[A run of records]
☆ ☆ ☆ ☆ ☆

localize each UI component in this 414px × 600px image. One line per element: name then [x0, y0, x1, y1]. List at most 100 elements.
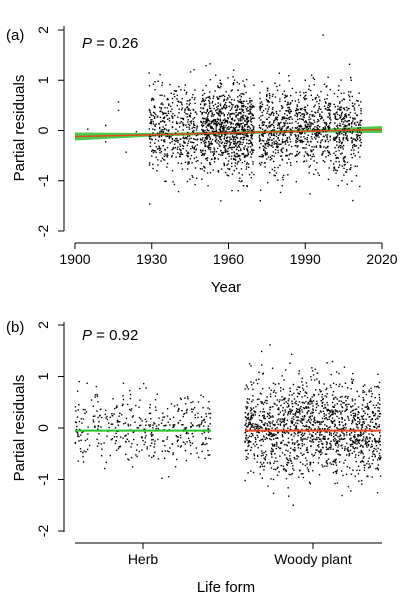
data-point-a	[236, 104, 238, 107]
data-point-b	[321, 421, 323, 423]
data-point-a	[261, 153, 263, 156]
data-point-b	[374, 418, 377, 421]
data-point-b	[252, 422, 254, 425]
data-point-a	[165, 132, 167, 135]
data-point-a	[283, 117, 286, 120]
data-point-b	[248, 435, 251, 437]
data-point-a	[250, 137, 252, 139]
data-point-b	[172, 426, 174, 429]
data-point-a	[176, 122, 179, 125]
data-point-b	[269, 438, 271, 440]
data-point-b	[245, 419, 248, 422]
data-point-a	[195, 156, 198, 158]
data-point-b	[327, 408, 329, 411]
data-point-a	[234, 129, 236, 132]
data-point-a	[212, 95, 215, 97]
data-point-b	[345, 454, 348, 456]
data-point-b	[276, 399, 279, 401]
data-point-a	[206, 159, 208, 161]
data-point-a	[180, 121, 183, 123]
data-point-b	[86, 382, 88, 385]
data-point-b	[302, 389, 305, 391]
data-point-b	[339, 396, 342, 398]
data-point-a	[243, 134, 245, 136]
data-point-a	[187, 152, 190, 155]
data-point-b	[309, 461, 312, 464]
data-point-b	[290, 411, 292, 413]
data-point-b	[373, 438, 376, 440]
data-point-a	[320, 90, 322, 93]
data-point-b	[262, 435, 265, 437]
data-point-a	[160, 103, 162, 105]
data-point-a	[303, 155, 306, 157]
data-point-a	[345, 115, 347, 117]
data-point-b	[272, 382, 275, 384]
data-point-b	[268, 428, 270, 431]
data-point-b	[362, 418, 365, 421]
data-point-b	[81, 422, 83, 424]
data-point-a	[295, 181, 298, 183]
data-point-a	[269, 114, 272, 116]
data-point-a	[326, 106, 329, 109]
data-point-a	[203, 104, 206, 107]
data-point-b	[335, 396, 337, 398]
data-point-a	[175, 128, 177, 131]
data-point-a	[231, 189, 233, 192]
data-point-a	[304, 120, 307, 122]
data-point-a	[224, 103, 226, 106]
data-point-a	[281, 151, 284, 154]
data-point-b	[326, 401, 328, 404]
data-point-a	[227, 163, 229, 165]
data-point-a	[285, 154, 288, 157]
data-point-b	[92, 405, 95, 407]
data-point-a	[290, 102, 292, 104]
data-point-a	[359, 119, 362, 122]
data-point-a	[326, 126, 329, 128]
data-point-b	[360, 415, 363, 418]
data-point-b	[262, 462, 265, 464]
data-point-a	[151, 155, 153, 157]
data-point-a	[338, 137, 340, 139]
data-point-b	[377, 402, 379, 404]
data-point-a	[253, 173, 255, 176]
data-point-b	[326, 448, 328, 451]
data-point-a	[342, 123, 344, 125]
data-point-a	[291, 132, 293, 134]
data-point-b	[297, 408, 299, 411]
data-point-b	[361, 460, 363, 462]
data-point-b	[92, 415, 95, 418]
data-point-b	[283, 443, 286, 446]
data-point-b	[327, 448, 330, 450]
data-point-b	[263, 469, 265, 471]
data-point-a	[188, 128, 191, 130]
data-point-b	[301, 415, 304, 418]
data-point-a	[308, 125, 311, 128]
data-point-b	[334, 460, 337, 462]
data-point-a	[200, 162, 203, 164]
data-point-b	[311, 400, 313, 403]
data-point-b	[368, 449, 371, 451]
data-point-b	[184, 443, 187, 445]
data-point-a	[204, 150, 207, 152]
data-point-b	[129, 424, 132, 426]
data-point-b	[269, 416, 272, 419]
data-point-b	[306, 446, 308, 449]
data-point-b	[325, 417, 328, 419]
data-point-a	[354, 112, 356, 114]
data-point-a	[296, 104, 298, 106]
data-point-a	[283, 116, 285, 118]
data-point-a	[181, 168, 184, 170]
data-point-b	[82, 430, 85, 433]
data-point-a	[304, 98, 306, 101]
data-point-a	[294, 100, 297, 102]
data-point-b	[269, 395, 272, 398]
data-point-a	[209, 138, 211, 140]
data-point-b	[295, 403, 297, 405]
data-point-b	[317, 462, 320, 464]
data-point-a	[275, 140, 277, 142]
data-point-a	[219, 128, 221, 131]
data-point-a	[231, 133, 233, 135]
data-point-a	[259, 199, 262, 202]
data-point-a	[225, 133, 227, 135]
data-point-b	[371, 451, 374, 453]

☆ ☆ ☆ ☆ ☆

Rename "image" to "screenshot" throughout the records above, and reproduce them with everything else unchanged. Leave the pictures out of your answer.

localize each UI component in this 414px × 600px screenshot. One line per element: name then [x0, y0, x1, y1]. List at most 100 elements.
data-point-a	[236, 104, 238, 107]
data-point-b	[321, 421, 323, 423]
data-point-a	[261, 153, 263, 156]
data-point-b	[374, 418, 377, 421]
data-point-b	[252, 422, 254, 425]
data-point-a	[165, 132, 167, 135]
data-point-a	[283, 117, 286, 120]
data-point-b	[248, 435, 251, 437]
data-point-a	[250, 137, 252, 139]
data-point-b	[172, 426, 174, 429]
data-point-a	[176, 122, 179, 125]
data-point-b	[269, 438, 271, 440]
data-point-b	[245, 419, 248, 422]
data-point-a	[195, 156, 198, 158]
data-point-b	[327, 408, 329, 411]
data-point-a	[234, 129, 236, 132]
data-point-a	[212, 95, 215, 97]
data-point-b	[345, 454, 348, 456]
data-point-b	[276, 399, 279, 401]
data-point-a	[206, 159, 208, 161]
data-point-a	[180, 121, 183, 123]
data-point-b	[86, 382, 88, 385]
data-point-b	[302, 389, 305, 391]
data-point-b	[339, 396, 342, 398]
data-point-a	[243, 134, 245, 136]
data-point-a	[187, 152, 190, 155]
data-point-b	[309, 461, 312, 464]
data-point-b	[290, 411, 292, 413]
data-point-b	[373, 438, 376, 440]
data-point-a	[320, 90, 322, 93]
data-point-b	[262, 435, 265, 437]
data-point-a	[160, 103, 162, 105]
data-point-a	[303, 155, 306, 157]
data-point-a	[345, 115, 347, 117]
data-point-b	[272, 382, 275, 384]
data-point-b	[268, 428, 270, 431]
data-point-b	[362, 418, 365, 421]
data-point-b	[81, 422, 83, 424]
data-point-a	[295, 181, 298, 183]
data-point-a	[269, 114, 272, 116]
data-point-a	[326, 106, 329, 109]
data-point-a	[203, 104, 206, 107]
data-point-b	[335, 396, 337, 398]
data-point-a	[175, 128, 177, 131]
data-point-a	[231, 189, 233, 192]
data-point-a	[304, 120, 307, 122]
data-point-a	[224, 103, 226, 106]
data-point-a	[281, 151, 284, 154]
data-point-b	[326, 401, 328, 404]
data-point-a	[227, 163, 229, 165]
data-point-a	[285, 154, 288, 157]
data-point-b	[92, 405, 95, 407]
data-point-a	[290, 102, 292, 104]
data-point-a	[359, 119, 362, 122]
data-point-a	[326, 126, 329, 128]
data-point-b	[360, 415, 363, 418]
data-point-b	[262, 462, 265, 464]
data-point-a	[151, 155, 153, 157]
data-point-a	[338, 137, 340, 139]
data-point-b	[377, 402, 379, 404]
data-point-a	[253, 173, 255, 176]
data-point-b	[326, 448, 328, 451]
data-point-a	[342, 123, 344, 125]
data-point-a	[291, 132, 293, 134]
data-point-b	[297, 408, 299, 411]
data-point-b	[361, 460, 363, 462]
data-point-b	[92, 415, 95, 418]
data-point-b	[283, 443, 286, 446]
data-point-b	[327, 448, 330, 450]
data-point-b	[263, 469, 265, 471]
data-point-a	[188, 128, 191, 130]
data-point-b	[301, 415, 304, 418]
data-point-a	[308, 125, 311, 128]
data-point-b	[334, 460, 337, 462]
data-point-a	[200, 162, 203, 164]
data-point-b	[311, 400, 313, 403]
data-point-b	[368, 449, 371, 451]
data-point-b	[184, 443, 187, 445]
data-point-a	[204, 150, 207, 152]
data-point-b	[129, 424, 132, 426]
data-point-b	[269, 416, 272, 419]
data-point-b	[306, 446, 308, 449]
data-point-b	[325, 417, 328, 419]
data-point-a	[354, 112, 356, 114]
data-point-a	[296, 104, 298, 106]
data-point-a	[283, 116, 285, 118]
data-point-a	[181, 168, 184, 170]
data-point-b	[82, 430, 85, 433]
data-point-a	[304, 98, 306, 101]
data-point-a	[294, 100, 297, 102]
data-point-b	[269, 395, 272, 398]
data-point-a	[209, 138, 211, 140]
data-point-b	[295, 403, 297, 405]
data-point-b	[317, 462, 320, 464]
data-point-a	[275, 140, 277, 142]
data-point-a	[219, 128, 221, 131]
data-point-a	[231, 133, 233, 135]
data-point-a	[259, 199, 262, 202]
data-point-a	[225, 133, 227, 135]
data-point-b	[371, 451, 374, 453]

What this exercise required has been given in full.